## EXERCISE GOAL
Count how many lines have the word "Resultado" in them. Reply with that number by itself.

## AVAILABLE RECORDS
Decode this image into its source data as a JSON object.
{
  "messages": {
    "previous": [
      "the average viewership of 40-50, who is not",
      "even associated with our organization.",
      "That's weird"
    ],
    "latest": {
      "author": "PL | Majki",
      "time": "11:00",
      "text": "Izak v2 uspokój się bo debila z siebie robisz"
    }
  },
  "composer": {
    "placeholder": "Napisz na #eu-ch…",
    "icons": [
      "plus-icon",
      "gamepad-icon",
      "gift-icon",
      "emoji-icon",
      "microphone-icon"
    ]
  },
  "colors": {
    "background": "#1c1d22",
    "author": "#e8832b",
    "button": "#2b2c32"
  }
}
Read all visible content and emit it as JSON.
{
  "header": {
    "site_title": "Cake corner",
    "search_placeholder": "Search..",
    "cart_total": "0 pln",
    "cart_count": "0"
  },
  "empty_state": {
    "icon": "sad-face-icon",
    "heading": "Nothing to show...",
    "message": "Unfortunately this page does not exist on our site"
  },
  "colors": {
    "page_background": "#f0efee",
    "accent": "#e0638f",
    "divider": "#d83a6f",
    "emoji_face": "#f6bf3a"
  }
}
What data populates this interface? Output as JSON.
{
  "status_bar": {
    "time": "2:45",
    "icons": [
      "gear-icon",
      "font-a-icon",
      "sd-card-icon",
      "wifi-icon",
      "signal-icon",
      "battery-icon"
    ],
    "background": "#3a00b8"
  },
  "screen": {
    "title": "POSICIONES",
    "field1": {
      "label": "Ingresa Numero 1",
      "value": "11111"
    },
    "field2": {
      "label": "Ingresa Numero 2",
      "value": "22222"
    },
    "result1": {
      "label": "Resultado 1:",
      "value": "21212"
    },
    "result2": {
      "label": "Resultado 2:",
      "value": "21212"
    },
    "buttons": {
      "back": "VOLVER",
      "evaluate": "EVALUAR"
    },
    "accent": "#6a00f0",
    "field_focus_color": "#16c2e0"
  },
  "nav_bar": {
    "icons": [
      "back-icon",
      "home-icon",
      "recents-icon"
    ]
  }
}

## RESPONSE TO THE EXERCISE
2